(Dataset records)
┏━━
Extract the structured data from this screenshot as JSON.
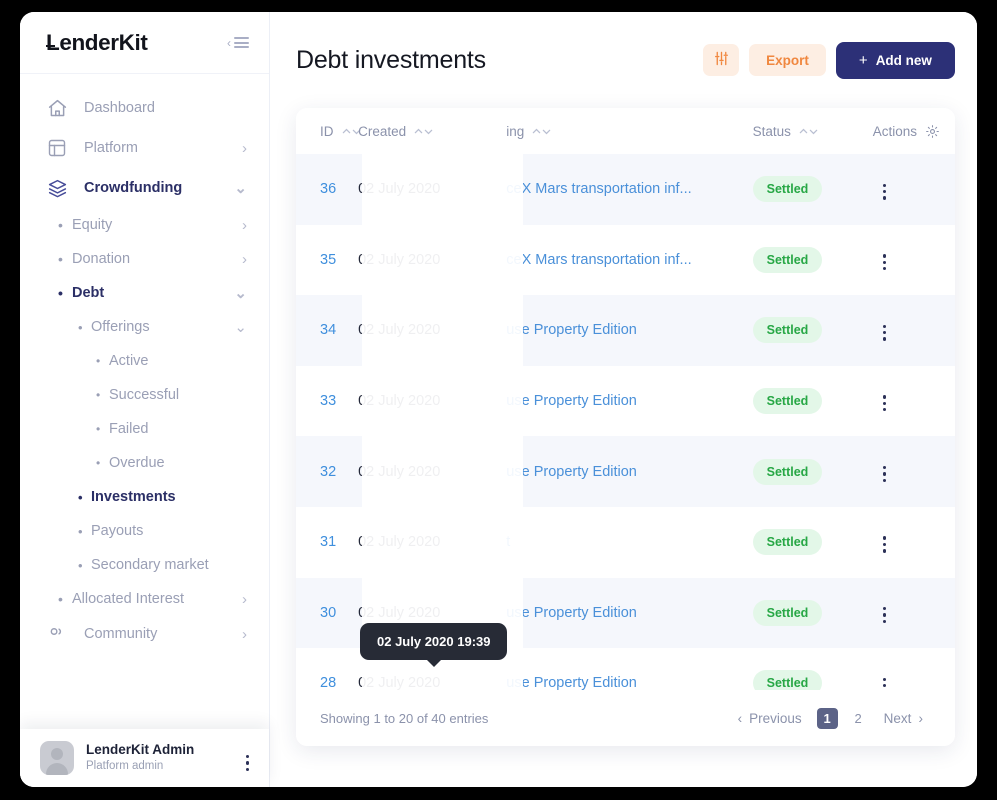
{
  "brand": {
    "name": "LenderKit",
    "collapse_icon": "collapse-menu-icon"
  },
  "sidebar": {
    "dashboard": {
      "label": "Dashboard",
      "icon": "home-icon"
    },
    "platform": {
      "label": "Platform",
      "icon": "layout-icon",
      "arrow": "›"
    },
    "crowdfunding": {
      "label": "Crowdfunding",
      "icon": "layers-icon",
      "arrow": "⌄"
    },
    "sub_items": [
      {
        "label": "Equity",
        "arrow": "›",
        "bullet": "•"
      },
      {
        "label": "Donation",
        "arrow": "›",
        "bullet": "•"
      },
      {
        "label": "Debt",
        "arrow": "⌄",
        "bullet": "•"
      }
    ],
    "offerings": {
      "label": "Offerings",
      "arrow": "⌄",
      "bullet": "•"
    },
    "offering_items": [
      {
        "label": "Active",
        "bullet": "•"
      },
      {
        "label": "Successful",
        "bullet": "•"
      },
      {
        "label": "Failed",
        "bullet": "•"
      },
      {
        "label": "Overdue",
        "bullet": "•"
      }
    ],
    "debt_items": [
      {
        "label": "Investments",
        "bullet": "•"
      },
      {
        "label": "Payouts",
        "bullet": "•"
      },
      {
        "label": "Secondary market",
        "bullet": "•"
      }
    ],
    "allocated_interest": {
      "label": "Allocated Interest",
      "arrow": "›",
      "bullet": "•"
    },
    "community": {
      "label": "Community",
      "arrow": "›",
      "icon": "community-icon"
    }
  },
  "user": {
    "name": "LenderKit Admin",
    "role": "Platform admin",
    "menu_icon": "three-dots-vertical-icon"
  },
  "header": {
    "title": "Debt investments",
    "filter_icon": "sliders-filter-icon",
    "export_label": "Export",
    "add_new_label": "Add new",
    "add_new_plus": "+"
  },
  "table": {
    "columns": [
      {
        "key": "id",
        "label": "ID",
        "sortable": true
      },
      {
        "key": "created",
        "label": "Created",
        "sortable": true
      },
      {
        "key": "offering",
        "label": "ing",
        "sortable": true
      },
      {
        "key": "status",
        "label": "Status",
        "sortable": true
      },
      {
        "key": "actions",
        "label": "Actions",
        "sortable": false,
        "gear_icon": "gear-icon"
      }
    ],
    "rows": [
      {
        "id": "36",
        "created": "02 July 2020",
        "offering": "ceX Mars transportation inf...",
        "status": "Settled"
      },
      {
        "id": "35",
        "created": "02 July 2020",
        "offering": "ceX Mars transportation inf...",
        "status": "Settled"
      },
      {
        "id": "34",
        "created": "02 July 2020",
        "offering": "use Property Edition",
        "status": "Settled"
      },
      {
        "id": "33",
        "created": "02 July 2020",
        "offering": "use Property Edition",
        "status": "Settled"
      },
      {
        "id": "32",
        "created": "02 July 2020",
        "offering": "use Property Edition",
        "status": "Settled"
      },
      {
        "id": "31",
        "created": "02 July 2020",
        "offering": "t",
        "status": "Settled"
      },
      {
        "id": "30",
        "created": "02 July 2020",
        "offering": "use Property Edition",
        "status": "Settled"
      },
      {
        "id": "28",
        "created": "02 July 2020",
        "offering": "use Property Edition",
        "status": "Settled"
      }
    ]
  },
  "tooltip": {
    "text": "02 July 2020 19:39"
  },
  "footer": {
    "entries": "Showing 1 to 20 of 40 entries",
    "previous": "Previous",
    "next": "Next",
    "pages": [
      "1",
      "2"
    ],
    "active_page": "1",
    "prev_chevron": "‹",
    "next_chevron": "›"
  },
  "colors": {
    "accent_navy": "#2c3077",
    "accent_orange": "#f0873f",
    "status_green": "#27a745",
    "link_blue": "#4a90d9",
    "tooltip_bg": "#272b36"
  }
}
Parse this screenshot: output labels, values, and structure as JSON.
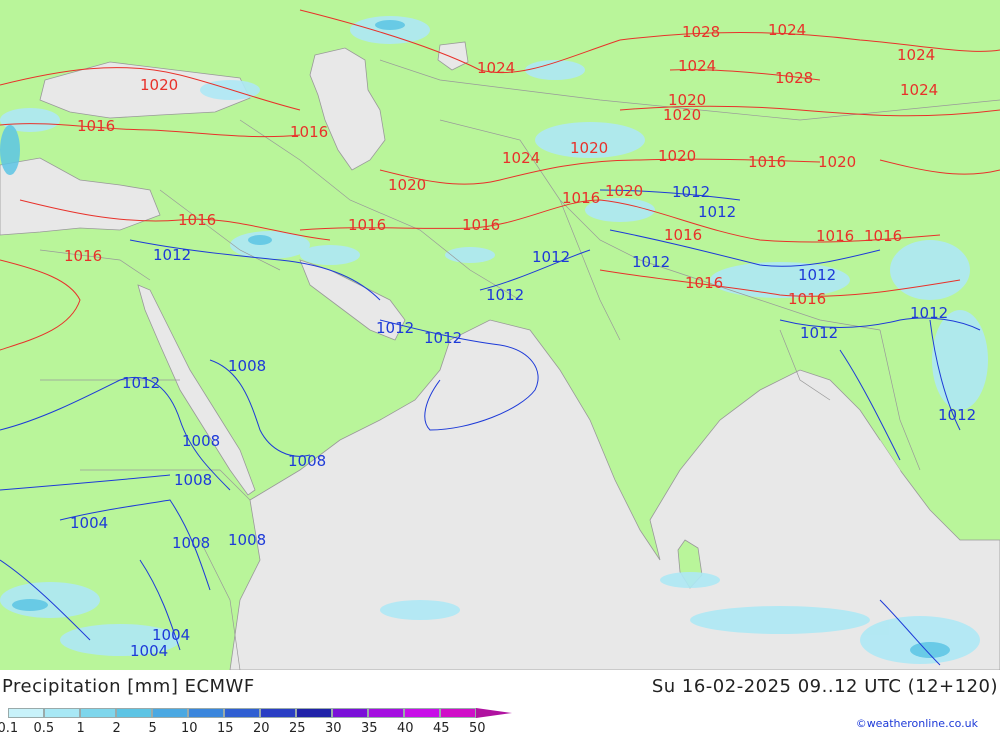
{
  "title": "Precipitation [mm] ECMWF",
  "datetime": "Su 16-02-2025 09..12 UTC (12+120)",
  "credit": "©weatheronline.co.uk",
  "colors": {
    "land": "#b9f59a",
    "sea": "#e8e8e8",
    "isobar_red": "#e8312a",
    "isobar_blue": "#1d3ad8",
    "precip_light": "#aee8f5"
  },
  "legend": {
    "labels": [
      "0.1",
      "0.5",
      "1",
      "2",
      "5",
      "10",
      "15",
      "20",
      "25",
      "30",
      "35",
      "40",
      "45",
      "50"
    ],
    "colors": [
      "#c8f2fa",
      "#a8e8f5",
      "#7ed6ec",
      "#5cc4e4",
      "#4aa8e2",
      "#3a86dc",
      "#2f5fd2",
      "#2a3fc4",
      "#1f22a8",
      "#7a10d8",
      "#a40ee0",
      "#c80ee8",
      "#d00ec8",
      "#b012a0"
    ]
  },
  "isobars_red": [
    "1028",
    "1024",
    "1024",
    "1024",
    "1028",
    "1024",
    "1024",
    "1020",
    "1016",
    "1016",
    "1024",
    "1020",
    "1020",
    "1020",
    "1020",
    "1020",
    "1020",
    "1016",
    "1020",
    "1016",
    "1016",
    "1016",
    "1016",
    "1016",
    "1016",
    "1016",
    "1016",
    "1016",
    "1016"
  ],
  "isobars_blue": [
    "1012",
    "1012",
    "1012",
    "1012",
    "1012",
    "1012",
    "1012",
    "1012",
    "1012",
    "1012",
    "1012",
    "1012",
    "1012",
    "1008",
    "1008",
    "1008",
    "1008",
    "1008",
    "1008",
    "1004",
    "1004",
    "1004"
  ]
}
┗━━
Short task — Of the lines in the material, how many contain the word "LenderKit"? Reply with the number and nothing else.

Written response — 2